You can run a bash script remotely:

ssh.script(host, '~/local/script/path', ['--script','--opts'])

note see ssh.write()'s stdio behavior. (note that I really need to fix that; script()'s caller needs to have the option of capturing stderr/out.)

You can run arbitrary large bash scripts without it being on disk or crammed into the CLI mode:

ssh(host, ['optional array of script args'], {stream: ['lots of bash']});
ssh(host, {stream: ['lines']});

NOTE stream mode takes over stdin (as well as out and err until I implement better stdio configurability)

rsync

note rsync's special behavior about whether the source path has a trailing slash.

If you're calling this from a CLI/terminal, note that verbosity(2) will automatically also set rsync's stdout to be your screen by forcing {inherit: true} to be on. You can disable that bit of behavior by setting {inherit} or {stdio} to anything that's not 'undefined'

ssh.rsync(host, '~/files/', '/remote/path');

write one file and set attributes

  • data can be a string, an array of strings, or a JSON-able object.
  • if you add an option of {chmod: 0600} it'll chmod the file.
  • {chown: 'user'} works in a similar fashion.
ssh.write(host, ['data'], remote_dest, {append: false, sudo: false, chmod: undefined, chown: undefined})
ssh.append(...) is the same but with {append: true} preconfigured

ssh.read(host, 'fn') returns 'raw file contents'

note: the above two do not respect {inherit} or {stdio} options, as they're overwriting those to use the file stream themselves.

test for connectivity

There's only one helper function that treats ssh connectivity problems as a resolve(true) instead of a rejection, and treats any cmd exit code as 'good enough'.

============

Answer these questions about the ssh helper documentation:
1. What three forms can the data passed to ssh.write() take?
2. Which option does ssh.append() have preconfigured?
3. Which option does verbosity(2) force on when rsync is called from a CLI/terminal?

============

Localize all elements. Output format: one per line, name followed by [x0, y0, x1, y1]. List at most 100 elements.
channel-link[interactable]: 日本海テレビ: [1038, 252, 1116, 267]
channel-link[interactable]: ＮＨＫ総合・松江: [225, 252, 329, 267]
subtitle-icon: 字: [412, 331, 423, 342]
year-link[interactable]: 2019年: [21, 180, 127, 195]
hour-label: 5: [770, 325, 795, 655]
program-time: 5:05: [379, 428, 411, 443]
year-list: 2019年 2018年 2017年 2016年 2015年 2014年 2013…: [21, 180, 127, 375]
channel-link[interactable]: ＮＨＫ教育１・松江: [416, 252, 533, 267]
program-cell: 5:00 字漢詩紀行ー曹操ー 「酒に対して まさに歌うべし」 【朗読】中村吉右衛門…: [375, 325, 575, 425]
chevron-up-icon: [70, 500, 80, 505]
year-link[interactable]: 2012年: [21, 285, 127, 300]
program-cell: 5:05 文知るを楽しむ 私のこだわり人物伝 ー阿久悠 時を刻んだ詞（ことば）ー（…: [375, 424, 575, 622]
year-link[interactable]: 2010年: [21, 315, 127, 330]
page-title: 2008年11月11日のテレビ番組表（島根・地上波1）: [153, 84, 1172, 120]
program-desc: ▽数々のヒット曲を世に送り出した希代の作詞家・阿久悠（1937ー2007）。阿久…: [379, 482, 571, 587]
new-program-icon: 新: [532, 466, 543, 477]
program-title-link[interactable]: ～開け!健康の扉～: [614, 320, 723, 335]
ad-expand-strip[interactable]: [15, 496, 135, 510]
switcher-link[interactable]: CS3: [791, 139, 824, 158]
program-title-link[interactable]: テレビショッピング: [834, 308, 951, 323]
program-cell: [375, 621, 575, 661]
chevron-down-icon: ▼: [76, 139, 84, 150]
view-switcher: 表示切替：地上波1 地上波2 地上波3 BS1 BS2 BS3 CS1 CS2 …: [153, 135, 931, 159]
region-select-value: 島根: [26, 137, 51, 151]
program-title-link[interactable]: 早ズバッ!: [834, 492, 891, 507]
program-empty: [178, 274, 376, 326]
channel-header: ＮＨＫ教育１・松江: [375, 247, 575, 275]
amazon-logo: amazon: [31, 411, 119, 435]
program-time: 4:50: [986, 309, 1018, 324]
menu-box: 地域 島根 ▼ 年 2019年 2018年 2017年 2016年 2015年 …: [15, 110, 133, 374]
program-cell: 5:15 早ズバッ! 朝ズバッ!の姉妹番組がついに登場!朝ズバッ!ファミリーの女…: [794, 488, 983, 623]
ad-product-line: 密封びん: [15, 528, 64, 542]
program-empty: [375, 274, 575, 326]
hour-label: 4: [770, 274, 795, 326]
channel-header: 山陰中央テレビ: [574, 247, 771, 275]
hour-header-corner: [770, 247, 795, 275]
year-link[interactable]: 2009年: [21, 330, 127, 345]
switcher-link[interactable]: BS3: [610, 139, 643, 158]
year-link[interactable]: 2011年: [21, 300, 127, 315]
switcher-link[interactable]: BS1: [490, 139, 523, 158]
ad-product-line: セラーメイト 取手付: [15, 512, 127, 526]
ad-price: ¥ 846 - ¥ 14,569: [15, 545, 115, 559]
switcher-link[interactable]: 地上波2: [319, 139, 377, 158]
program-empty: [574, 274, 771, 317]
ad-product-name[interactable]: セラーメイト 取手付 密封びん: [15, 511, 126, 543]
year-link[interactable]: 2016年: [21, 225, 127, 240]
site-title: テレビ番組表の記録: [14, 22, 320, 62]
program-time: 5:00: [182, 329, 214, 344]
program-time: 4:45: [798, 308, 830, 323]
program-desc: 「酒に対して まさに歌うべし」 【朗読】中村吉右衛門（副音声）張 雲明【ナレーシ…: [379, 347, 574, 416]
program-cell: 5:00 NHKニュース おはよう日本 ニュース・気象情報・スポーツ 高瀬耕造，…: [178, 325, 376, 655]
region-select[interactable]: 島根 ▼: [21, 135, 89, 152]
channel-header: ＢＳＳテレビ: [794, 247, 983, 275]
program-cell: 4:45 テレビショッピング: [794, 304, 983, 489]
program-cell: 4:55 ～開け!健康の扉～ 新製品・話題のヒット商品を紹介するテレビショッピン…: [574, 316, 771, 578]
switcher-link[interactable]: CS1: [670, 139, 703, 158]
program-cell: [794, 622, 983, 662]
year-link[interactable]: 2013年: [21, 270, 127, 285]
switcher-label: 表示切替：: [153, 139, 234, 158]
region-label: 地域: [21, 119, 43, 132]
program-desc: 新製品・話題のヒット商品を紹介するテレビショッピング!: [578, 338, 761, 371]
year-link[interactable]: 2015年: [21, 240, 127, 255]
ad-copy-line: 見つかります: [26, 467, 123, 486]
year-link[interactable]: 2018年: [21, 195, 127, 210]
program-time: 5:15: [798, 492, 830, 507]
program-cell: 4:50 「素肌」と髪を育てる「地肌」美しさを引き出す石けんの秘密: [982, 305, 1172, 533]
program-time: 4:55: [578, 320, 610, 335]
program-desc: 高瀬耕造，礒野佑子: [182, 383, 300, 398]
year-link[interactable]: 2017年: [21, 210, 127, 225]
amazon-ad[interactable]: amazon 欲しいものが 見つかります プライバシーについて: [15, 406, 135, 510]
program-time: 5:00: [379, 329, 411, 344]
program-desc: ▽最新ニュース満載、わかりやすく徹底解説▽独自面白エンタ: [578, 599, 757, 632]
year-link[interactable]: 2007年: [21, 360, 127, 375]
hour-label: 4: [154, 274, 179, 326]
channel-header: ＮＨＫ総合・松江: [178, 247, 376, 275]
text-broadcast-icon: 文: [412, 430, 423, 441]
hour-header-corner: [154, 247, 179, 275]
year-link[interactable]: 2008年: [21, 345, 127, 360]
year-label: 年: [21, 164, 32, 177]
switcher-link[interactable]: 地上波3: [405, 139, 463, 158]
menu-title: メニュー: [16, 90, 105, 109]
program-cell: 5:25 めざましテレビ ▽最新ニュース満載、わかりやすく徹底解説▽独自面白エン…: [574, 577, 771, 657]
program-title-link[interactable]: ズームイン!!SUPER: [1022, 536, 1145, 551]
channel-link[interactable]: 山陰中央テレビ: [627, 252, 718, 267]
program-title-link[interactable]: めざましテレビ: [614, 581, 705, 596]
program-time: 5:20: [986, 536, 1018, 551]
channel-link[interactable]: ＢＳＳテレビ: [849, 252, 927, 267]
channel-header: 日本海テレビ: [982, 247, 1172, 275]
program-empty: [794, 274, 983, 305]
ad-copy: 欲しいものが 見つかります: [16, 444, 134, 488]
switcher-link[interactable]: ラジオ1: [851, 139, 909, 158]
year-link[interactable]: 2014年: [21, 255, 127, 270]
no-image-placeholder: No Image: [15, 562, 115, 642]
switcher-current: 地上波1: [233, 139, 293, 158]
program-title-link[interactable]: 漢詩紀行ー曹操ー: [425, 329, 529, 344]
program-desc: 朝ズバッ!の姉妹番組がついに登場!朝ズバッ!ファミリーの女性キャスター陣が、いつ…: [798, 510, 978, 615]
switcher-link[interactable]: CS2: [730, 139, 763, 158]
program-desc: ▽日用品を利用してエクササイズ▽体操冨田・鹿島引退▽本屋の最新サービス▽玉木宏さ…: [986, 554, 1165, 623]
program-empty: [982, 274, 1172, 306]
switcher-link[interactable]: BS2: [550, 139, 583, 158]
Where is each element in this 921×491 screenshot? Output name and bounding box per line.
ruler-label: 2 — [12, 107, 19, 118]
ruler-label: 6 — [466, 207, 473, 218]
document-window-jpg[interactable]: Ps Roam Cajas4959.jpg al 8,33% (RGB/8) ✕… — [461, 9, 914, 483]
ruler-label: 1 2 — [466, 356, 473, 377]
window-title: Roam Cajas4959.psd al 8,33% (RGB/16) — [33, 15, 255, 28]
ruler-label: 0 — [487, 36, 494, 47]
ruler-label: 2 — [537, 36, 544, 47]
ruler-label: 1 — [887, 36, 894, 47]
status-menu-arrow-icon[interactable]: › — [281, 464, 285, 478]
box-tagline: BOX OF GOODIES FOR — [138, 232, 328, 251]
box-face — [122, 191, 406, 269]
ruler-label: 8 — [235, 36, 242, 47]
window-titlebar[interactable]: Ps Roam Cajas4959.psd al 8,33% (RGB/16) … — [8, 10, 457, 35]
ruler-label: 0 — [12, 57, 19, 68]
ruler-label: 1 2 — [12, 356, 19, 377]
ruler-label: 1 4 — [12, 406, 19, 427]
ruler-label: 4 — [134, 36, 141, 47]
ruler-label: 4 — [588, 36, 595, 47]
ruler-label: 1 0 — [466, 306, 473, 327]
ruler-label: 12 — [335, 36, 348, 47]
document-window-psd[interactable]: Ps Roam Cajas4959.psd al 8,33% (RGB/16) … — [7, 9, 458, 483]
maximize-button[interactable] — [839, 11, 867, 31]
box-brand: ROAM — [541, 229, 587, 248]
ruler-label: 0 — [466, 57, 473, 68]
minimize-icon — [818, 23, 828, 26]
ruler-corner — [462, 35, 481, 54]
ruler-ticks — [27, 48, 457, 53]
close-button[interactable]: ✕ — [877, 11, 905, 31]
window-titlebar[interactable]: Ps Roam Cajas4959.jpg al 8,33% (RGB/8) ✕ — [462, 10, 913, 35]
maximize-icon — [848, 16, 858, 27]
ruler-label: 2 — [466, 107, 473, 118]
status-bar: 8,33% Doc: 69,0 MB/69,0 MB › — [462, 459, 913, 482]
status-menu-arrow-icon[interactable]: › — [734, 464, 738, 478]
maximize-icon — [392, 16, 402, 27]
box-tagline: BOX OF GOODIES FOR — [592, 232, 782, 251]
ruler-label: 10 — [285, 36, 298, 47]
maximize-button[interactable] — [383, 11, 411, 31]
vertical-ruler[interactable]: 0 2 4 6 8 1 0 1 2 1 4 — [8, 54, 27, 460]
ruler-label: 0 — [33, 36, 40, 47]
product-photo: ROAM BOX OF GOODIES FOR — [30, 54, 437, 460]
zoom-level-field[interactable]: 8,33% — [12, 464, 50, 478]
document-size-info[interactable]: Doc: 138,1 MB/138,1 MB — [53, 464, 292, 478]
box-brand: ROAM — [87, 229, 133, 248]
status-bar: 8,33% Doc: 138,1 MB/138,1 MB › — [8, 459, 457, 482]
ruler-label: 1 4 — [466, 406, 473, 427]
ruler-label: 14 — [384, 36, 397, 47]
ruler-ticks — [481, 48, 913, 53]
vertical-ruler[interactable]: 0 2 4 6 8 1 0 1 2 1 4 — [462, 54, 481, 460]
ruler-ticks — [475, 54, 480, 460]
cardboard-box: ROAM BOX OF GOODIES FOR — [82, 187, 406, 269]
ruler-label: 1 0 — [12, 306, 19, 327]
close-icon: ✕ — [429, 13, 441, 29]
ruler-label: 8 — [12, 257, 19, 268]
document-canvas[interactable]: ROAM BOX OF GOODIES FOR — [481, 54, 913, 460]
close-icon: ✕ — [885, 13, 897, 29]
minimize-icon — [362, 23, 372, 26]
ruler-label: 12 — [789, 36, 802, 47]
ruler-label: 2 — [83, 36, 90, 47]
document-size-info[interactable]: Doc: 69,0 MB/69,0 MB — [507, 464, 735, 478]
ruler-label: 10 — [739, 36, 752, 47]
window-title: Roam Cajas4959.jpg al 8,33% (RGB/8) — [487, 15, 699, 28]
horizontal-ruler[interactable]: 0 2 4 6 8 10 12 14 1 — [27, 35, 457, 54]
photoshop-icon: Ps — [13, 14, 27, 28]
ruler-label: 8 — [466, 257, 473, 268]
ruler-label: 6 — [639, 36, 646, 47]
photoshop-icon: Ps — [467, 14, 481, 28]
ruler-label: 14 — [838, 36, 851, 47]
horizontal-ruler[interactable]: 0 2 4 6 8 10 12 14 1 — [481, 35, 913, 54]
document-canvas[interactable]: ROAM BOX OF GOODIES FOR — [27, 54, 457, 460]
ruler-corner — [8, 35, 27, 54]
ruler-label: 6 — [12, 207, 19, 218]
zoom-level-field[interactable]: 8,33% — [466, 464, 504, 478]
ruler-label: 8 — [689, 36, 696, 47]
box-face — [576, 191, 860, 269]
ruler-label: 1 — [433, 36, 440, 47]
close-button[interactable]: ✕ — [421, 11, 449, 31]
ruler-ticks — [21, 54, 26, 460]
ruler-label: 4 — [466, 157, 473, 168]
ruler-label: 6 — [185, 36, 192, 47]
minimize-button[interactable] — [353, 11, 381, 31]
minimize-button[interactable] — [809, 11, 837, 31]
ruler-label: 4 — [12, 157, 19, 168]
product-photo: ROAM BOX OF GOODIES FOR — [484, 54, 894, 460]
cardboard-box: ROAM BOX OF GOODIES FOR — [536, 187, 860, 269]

============

ANSWER BOX:
1. A string, an array of strings, or a JSON-able object.
2. {append: true}
3. {inherit: true}